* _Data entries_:
######

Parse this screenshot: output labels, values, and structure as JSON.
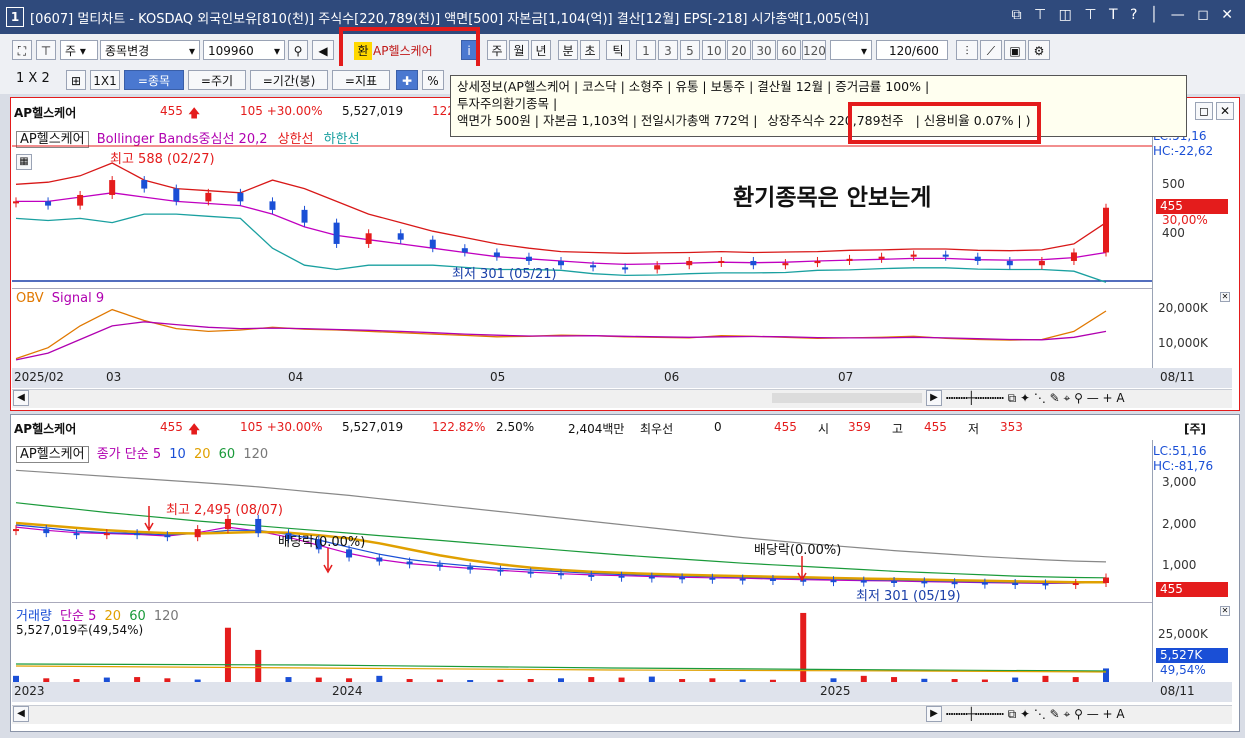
{
  "window": {
    "number": "1",
    "title": "[0607] 멀티차트 - KOSDAQ 외국인보유[810(천)] 주식수[220,789(천)] 액면[500] 자본금[1,104(억)] 결산[12월] EPS[-218] 시가총액[1,005(억)]",
    "icons": "⧉ ⊤ ◫ ⊤ T ? │ — ◻ ✕"
  },
  "toolbar1": {
    "period_sel": "주",
    "change_btn": "종목변경",
    "code": "109960",
    "badge": "환",
    "stock_name": "AP헬스케어",
    "tabs": [
      "주",
      "월",
      "년",
      "분",
      "초",
      "틱"
    ],
    "nums": [
      "1",
      "3",
      "5",
      "10",
      "20",
      "30",
      "60",
      "120"
    ],
    "count": "120",
    "total": "/600"
  },
  "toolbar2": {
    "layout1": "1 X 2",
    "layout2": "1X1",
    "b1": "=종목",
    "b2": "=주기",
    "b3": "=기간(봉)",
    "b4": "=지표"
  },
  "tooltip": {
    "line1": "상세정보(AP헬스케어  | 코스닥  | 소형주  | 유통  | 보통주  | 결산월 12월  | 증거금률 100%  |",
    "line2": "투자주의환기종목  |",
    "line3a": "액면가 500원  | 자본금 1,103억  | 전일시가총액 772억  |",
    "line3b": "상장주식수 220,789천주",
    "line3c": "|  신용비율 0.07%  |  )"
  },
  "annotation": "환기종목은 안보는게",
  "top_chart": {
    "name": "AP헬스케어",
    "price": "455",
    "change": "105 +30.00%",
    "volume": "5,527,019",
    "pct": "122",
    "legend_name": "AP헬스케어",
    "legend_bb": "Bollinger Bands중심선 20,2",
    "legend_up": "상한선",
    "legend_dn": "하한선",
    "high_label": "최고 588 (02/27)",
    "low_label": "최저 301 (05/21)",
    "lc": "LC:51,16",
    "hc": "HC:-22,62",
    "y_labels": [
      "500",
      "400"
    ],
    "price_tag": "455",
    "pct_tag": "30,00%",
    "obv_legend": "OBV",
    "obv_signal": "Signal 9",
    "obv_y": [
      "20,000K",
      "10,000K"
    ],
    "x_labels": [
      "2025/02",
      "03",
      "04",
      "05",
      "06",
      "07",
      "08"
    ],
    "date_end": "08/11",
    "bottom_icons": "┅┅┅┼┅┅┅┅ ⧉ ✦ ⋱ ✎ ⌖ ⚲ — + A"
  },
  "bottom_chart": {
    "name": "AP헬스케어",
    "price": "455",
    "change": "105 +30.00%",
    "volume": "5,527,019",
    "pct": "122.82%",
    "pct2": "2.50%",
    "amount": "2,404백만",
    "bid_label": "최우선",
    "bid": "0",
    "ask": "455",
    "open_l": "시",
    "open": "359",
    "high_l": "고",
    "high": "455",
    "low_l": "저",
    "low": "353",
    "unit": "[주]",
    "legend_name": "AP헬스케어",
    "legend_ma": "종가 단순 5",
    "ma": [
      "10",
      "20",
      "60",
      "120"
    ],
    "high_label": "최고 2,495 (08/07)",
    "div1": "배당락(0.00%)",
    "div2": "배당락(0.00%)",
    "low_label": "최저 301 (05/19)",
    "lc": "LC:51,16",
    "hc": "HC:-81,76",
    "y_labels": [
      "3,000",
      "2,000",
      "1,000"
    ],
    "price_tag": "455",
    "vol_legend": "거래량",
    "vol_ma": "단순 5",
    "vol_ma_list": [
      "20",
      "60",
      "120"
    ],
    "vol_value": "5,527,019주(49,54%)",
    "vol_y": [
      "25,000K"
    ],
    "vol_tag": "5,527K",
    "vol_pct_tag": "49,54%",
    "x_labels": [
      "2023",
      "2024",
      "2025"
    ],
    "date_end": "08/11",
    "bottom_icons": "┅┅┅┼┅┅┅┅ ⧉ ✦ ⋱ ✎ ⌖ ⚲ — + A"
  },
  "colors": {
    "up": "#e41c1c",
    "down": "#1a4fd6",
    "title_bg": "#2f4a7c",
    "highlight": "#e31b1b"
  },
  "chart_data": [
    {
      "type": "candlestick",
      "title": "AP헬스케어 (daily)",
      "x": [
        "2025/02",
        "03",
        "04",
        "05",
        "06",
        "07",
        "08"
      ],
      "y_range": [
        290,
        600
      ],
      "high": {
        "value": 588,
        "date": "02/27"
      },
      "low": {
        "value": 301,
        "date": "05/21"
      },
      "last": 455,
      "series": [
        {
          "name": "price_close_approx",
          "values": [
            470,
            460,
            485,
            520,
            500,
            470,
            490,
            470,
            450,
            420,
            370,
            395,
            380,
            360,
            350,
            340,
            330,
            320,
            315,
            310,
            320,
            330,
            330,
            320,
            325,
            330,
            335,
            340,
            345,
            340,
            330,
            320,
            330,
            350,
            455
          ]
        },
        {
          "name": "Bollinger Bands중심선 20,2",
          "values": [
            470,
            470,
            480,
            490,
            480,
            470,
            465,
            460,
            440,
            410,
            390,
            380,
            370,
            360,
            350,
            340,
            335,
            330,
            325,
            322,
            323,
            325,
            327,
            326,
            327,
            330,
            332,
            334,
            336,
            336,
            333,
            332,
            333,
            338,
            350
          ]
        },
        {
          "name": "상한선",
          "values": [
            510,
            515,
            530,
            560,
            520,
            500,
            495,
            490,
            520,
            500,
            470,
            440,
            420,
            400,
            385,
            370,
            360,
            352,
            350,
            348,
            349,
            350,
            352,
            350,
            351,
            352,
            355,
            356,
            358,
            358,
            355,
            354,
            356,
            370,
            420
          ]
        },
        {
          "name": "하한선",
          "values": [
            430,
            425,
            430,
            420,
            440,
            440,
            435,
            430,
            360,
            320,
            310,
            320,
            320,
            320,
            315,
            310,
            310,
            308,
            300,
            296,
            297,
            300,
            302,
            302,
            303,
            308,
            309,
            312,
            314,
            314,
            311,
            310,
            310,
            306,
            280
          ]
        }
      ]
    },
    {
      "type": "line",
      "title": "OBV Signal 9",
      "y_range": [
        0,
        25000
      ],
      "series": [
        {
          "name": "OBV",
          "values": [
            2000,
            6000,
            14000,
            20000,
            16000,
            13000,
            12000,
            12500,
            13500,
            12800,
            12500,
            12000,
            11500,
            11000,
            10500,
            10000,
            10200,
            10600,
            10400,
            10000,
            9800,
            9600,
            10400,
            10200,
            9800,
            9400,
            9600,
            9800,
            10200,
            9400,
            9000,
            8800,
            9000,
            12000,
            19500
          ]
        },
        {
          "name": "Signal 9",
          "values": [
            1500,
            4000,
            9000,
            14000,
            15500,
            14500,
            13500,
            13000,
            13200,
            13000,
            12700,
            12400,
            12000,
            11500,
            11000,
            10600,
            10300,
            10300,
            10400,
            10200,
            10000,
            9800,
            10000,
            10100,
            10000,
            9700,
            9600,
            9600,
            9800,
            9600,
            9300,
            9000,
            8900,
            9800,
            12000
          ]
        }
      ]
    },
    {
      "type": "candlestick",
      "title": "AP헬스케어 (weekly)",
      "x": [
        "2023",
        "2024",
        "2025"
      ],
      "y_range": [
        0,
        3600
      ],
      "high": {
        "value": 2495,
        "date": "08/07"
      },
      "low": {
        "value": 301,
        "date": "05/19"
      },
      "last": 455,
      "series": [
        {
          "name": "price_close_approx",
          "values": [
            1650,
            1550,
            1500,
            1550,
            1500,
            1450,
            1650,
            1900,
            1550,
            1400,
            1150,
            950,
            850,
            780,
            720,
            650,
            600,
            560,
            520,
            500,
            480,
            460,
            450,
            430,
            420,
            400,
            390,
            380,
            370,
            360,
            340,
            330,
            320,
            310,
            300,
            320,
            455
          ]
        },
        {
          "name": "종가 단순 5",
          "values": [
            1700,
            1620,
            1560,
            1540,
            1520,
            1480,
            1560,
            1700,
            1600,
            1450,
            1250,
            1050,
            900,
            800,
            740,
            680,
            630,
            590,
            550,
            520,
            500,
            480,
            460,
            450,
            440,
            420,
            405,
            390,
            380,
            370,
            355,
            340,
            330,
            320,
            310,
            315,
            350
          ]
        },
        {
          "name": "10",
          "values": [
            1750,
            1680,
            1600,
            1560,
            1540,
            1510,
            1540,
            1620,
            1620,
            1520,
            1380,
            1200,
            1030,
            900,
            810,
            740,
            680,
            640,
            600,
            560,
            530,
            510,
            490,
            475,
            460,
            445,
            430,
            415,
            400,
            390,
            375,
            360,
            345,
            335,
            325,
            320,
            330
          ]
        },
        {
          "name": "20",
          "values": [
            1800,
            1740,
            1680,
            1620,
            1580,
            1550,
            1540,
            1560,
            1580,
            1560,
            1500,
            1420,
            1300,
            1150,
            1000,
            880,
            780,
            700,
            640,
            600,
            570,
            545,
            525,
            505,
            490,
            475,
            460,
            445,
            430,
            420,
            405,
            390,
            375,
            360,
            350,
            340,
            340
          ]
        },
        {
          "name": "60",
          "values": [
            2300,
            2220,
            2140,
            2060,
            1990,
            1920,
            1850,
            1790,
            1730,
            1670,
            1610,
            1550,
            1490,
            1430,
            1370,
            1310,
            1250,
            1190,
            1130,
            1070,
            1010,
            960,
            910,
            860,
            810,
            770,
            730,
            690,
            650,
            610,
            580,
            550,
            520,
            490,
            470,
            455,
            450
          ]
        },
        {
          "name": "120",
          "values": [
            3100,
            3050,
            3000,
            2950,
            2900,
            2850,
            2800,
            2750,
            2690,
            2620,
            2550,
            2480,
            2400,
            2320,
            2240,
            2160,
            2080,
            2000,
            1920,
            1840,
            1760,
            1680,
            1600,
            1520,
            1440,
            1370,
            1300,
            1240,
            1180,
            1120,
            1070,
            1020,
            970,
            930,
            890,
            860,
            840
          ]
        }
      ]
    },
    {
      "type": "bar",
      "title": "거래량",
      "y_range": [
        0,
        30000
      ],
      "values": [
        2500,
        1500,
        1200,
        1800,
        2000,
        1500,
        1000,
        22000,
        13000,
        2000,
        1800,
        1500,
        2500,
        1200,
        1000,
        800,
        900,
        1200,
        1500,
        2000,
        1800,
        2200,
        1200,
        1500,
        1000,
        900,
        28000,
        1500,
        2500,
        2000,
        1300,
        1200,
        1000,
        1800,
        2500,
        2000,
        5500
      ]
    }
  ]
}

######

* _Requirement_:
Identify which lines contain the word "type" and copy each one.

* _In response_:
      "type": "candlestick",
      "type": "line",
      "type": "candlestick",
      "type": "bar",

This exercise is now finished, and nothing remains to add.